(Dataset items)
⁂

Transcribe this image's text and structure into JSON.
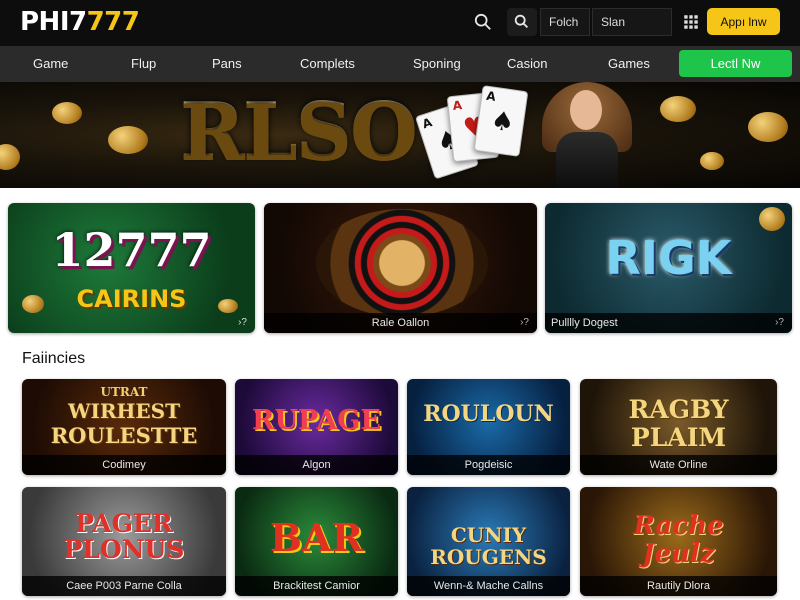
{
  "header": {
    "logo_main": "PHI7",
    "logo_accent": "777",
    "field_1_value": "Folch",
    "field_2_value": "Slan",
    "apply_label": "Appı lnw"
  },
  "nav": {
    "items": [
      "Game",
      "Flup",
      "Pans",
      "Complets",
      "Sponing",
      "Casion",
      "Games"
    ],
    "cta_label": "Lectl Nw"
  },
  "hero": {
    "title": "RLSO",
    "card_suits": [
      "♠",
      "A",
      "♥",
      "A"
    ]
  },
  "featured": [
    {
      "art_text_1": "12777",
      "art_text_2": "CAIRINS",
      "caption": "",
      "arrow": "›?"
    },
    {
      "art_text_1": "",
      "art_text_2": "",
      "caption": "Rale Oallon",
      "arrow": "›?"
    },
    {
      "art_text_1": "RIGK",
      "art_text_2": "",
      "caption": "Pulllly Dogest",
      "arrow": "›?"
    }
  ],
  "section_title": "Faiincies",
  "games": [
    {
      "art_text_1": "UTRAT",
      "art_text_2": "WIRHEST",
      "art_text_3": "ROULESTTE",
      "caption": "Codimey"
    },
    {
      "art_text_1": "RUPAGE",
      "art_text_2": "",
      "art_text_3": "",
      "caption": "Algon"
    },
    {
      "art_text_1": "ROULOUN",
      "art_text_2": "",
      "art_text_3": "",
      "caption": "Pogdeisic"
    },
    {
      "art_text_1": "RAGBY",
      "art_text_2": "PLAIM",
      "art_text_3": "",
      "caption": "Wate Orline"
    },
    {
      "art_text_1": "PAGER",
      "art_text_2": "PLONUS",
      "art_text_3": "",
      "caption": "Caee P003 Parne Colla"
    },
    {
      "art_text_1": "BAR",
      "art_text_2": "",
      "art_text_3": "",
      "caption": "Brackitest Camior"
    },
    {
      "art_text_1": "CUNIY",
      "art_text_2": "ROUGENS",
      "art_text_3": "",
      "caption": "Wenn-& Mache Callns"
    },
    {
      "art_text_1": "Rache",
      "art_text_2": "Jeulz",
      "art_text_3": "",
      "caption": "Rautily Dlora"
    }
  ],
  "colors": {
    "brand_yellow": "#f5c518",
    "cta_green": "#1fc44a",
    "header_bg": "#0d0d0d",
    "nav_bg": "#2b2b2b"
  },
  "icons": [
    "search-icon",
    "search-icon",
    "grid-icon"
  ]
}
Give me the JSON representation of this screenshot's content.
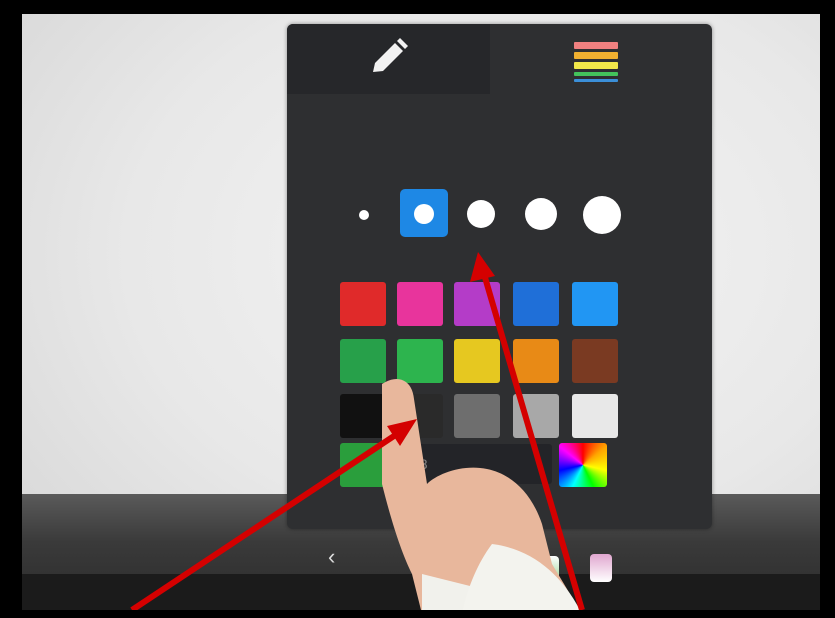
{
  "panel": {
    "tabs": [
      {
        "icon": "pencil-icon",
        "active": true
      },
      {
        "icon": "layers-icon",
        "active": false
      }
    ],
    "layer_colors": [
      "#f08080",
      "#f0b030",
      "#f2e84a",
      "#43c35b",
      "#3b8fd8"
    ],
    "pen_sizes": [
      {
        "size": 1,
        "selected": false
      },
      {
        "size": 2,
        "selected": true
      },
      {
        "size": 3,
        "selected": false
      },
      {
        "size": 4,
        "selected": false
      },
      {
        "size": 5,
        "selected": false
      }
    ],
    "selected_color": "#1e88e5",
    "colors": [
      [
        "#e02a2a",
        "#e8349c",
        "#b43cc8",
        "#1f6fd8",
        "#2196f3"
      ],
      [
        "#27a04a",
        "#2db44e",
        "#e6c820",
        "#e88a16",
        "#7a3a22"
      ],
      [
        "#111111",
        "#2a2a2a",
        "#6e6e6e",
        "#a8a8a8",
        "#e8e8e8"
      ]
    ],
    "custom_color": "#2a9e3c",
    "hex_value": "88",
    "color_picker_icon": "rainbow-palette-icon"
  },
  "annotations": {
    "arrow_color": "#d40000"
  }
}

⁂

Reproduce each record above by retyping it exactly; omit all images.

Transcribe this image's text and structure into JSON.
{
  "header": {
    "logo_main": "PHI7",
    "logo_accent": "777",
    "field_1_value": "Folch",
    "field_2_value": "Slan",
    "apply_label": "Appı lnw"
  },
  "nav": {
    "items": [
      "Game",
      "Flup",
      "Pans",
      "Complets",
      "Sponing",
      "Casion",
      "Games"
    ],
    "cta_label": "Lectl Nw"
  },
  "hero": {
    "title": "RLSO",
    "card_suits": [
      "♠",
      "A",
      "♥",
      "A"
    ]
  },
  "featured": [
    {
      "art_text_1": "12777",
      "art_text_2": "CAIRINS",
      "caption": "",
      "arrow": "›?"
    },
    {
      "art_text_1": "",
      "art_text_2": "",
      "caption": "Rale Oallon",
      "arrow": "›?"
    },
    {
      "art_text_1": "RIGK",
      "art_text_2": "",
      "caption": "Pulllly Dogest",
      "arrow": "›?"
    }
  ],
  "section_title": "Faiincies",
  "games": [
    {
      "art_text_1": "UTRAT",
      "art_text_2": "WIRHEST",
      "art_text_3": "ROULESTTE",
      "caption": "Codimey"
    },
    {
      "art_text_1": "RUPAGE",
      "art_text_2": "",
      "art_text_3": "",
      "caption": "Algon"
    },
    {
      "art_text_1": "ROULOUN",
      "art_text_2": "",
      "art_text_3": "",
      "caption": "Pogdeisic"
    },
    {
      "art_text_1": "RAGBY",
      "art_text_2": "PLAIM",
      "art_text_3": "",
      "caption": "Wate Orline"
    },
    {
      "art_text_1": "PAGER",
      "art_text_2": "PLONUS",
      "art_text_3": "",
      "caption": "Caee P003 Parne Colla"
    },
    {
      "art_text_1": "BAR",
      "art_text_2": "",
      "art_text_3": "",
      "caption": "Brackitest Camior"
    },
    {
      "art_text_1": "CUNIY",
      "art_text_2": "ROUGENS",
      "art_text_3": "",
      "caption": "Wenn-& Mache Callns"
    },
    {
      "art_text_1": "Rache",
      "art_text_2": "Jeulz",
      "art_text_3": "",
      "caption": "Rautily Dlora"
    }
  ],
  "colors": {
    "brand_yellow": "#f5c518",
    "cta_green": "#1fc44a",
    "header_bg": "#0d0d0d",
    "nav_bg": "#2b2b2b"
  },
  "icons": [
    "search-icon",
    "search-icon",
    "grid-icon"
  ]
}
Give me the JSON representation of this screenshot's content.
{
  "panel": {
    "tabs": [
      {
        "icon": "pencil-icon",
        "active": true
      },
      {
        "icon": "layers-icon",
        "active": false
      }
    ],
    "layer_colors": [
      "#f08080",
      "#f0b030",
      "#f2e84a",
      "#43c35b",
      "#3b8fd8"
    ],
    "pen_sizes": [
      {
        "size": 1,
        "selected": false
      },
      {
        "size": 2,
        "selected": true
      },
      {
        "size": 3,
        "selected": false
      },
      {
        "size": 4,
        "selected": false
      },
      {
        "size": 5,
        "selected": false
      }
    ],
    "selected_color": "#1e88e5",
    "colors": [
      [
        "#e02a2a",
        "#e8349c",
        "#b43cc8",
        "#1f6fd8",
        "#2196f3"
      ],
      [
        "#27a04a",
        "#2db44e",
        "#e6c820",
        "#e88a16",
        "#7a3a22"
      ],
      [
        "#111111",
        "#2a2a2a",
        "#6e6e6e",
        "#a8a8a8",
        "#e8e8e8"
      ]
    ],
    "custom_color": "#2a9e3c",
    "hex_value": "88",
    "color_picker_icon": "rainbow-palette-icon"
  },
  "annotations": {
    "arrow_color": "#d40000"
  }
}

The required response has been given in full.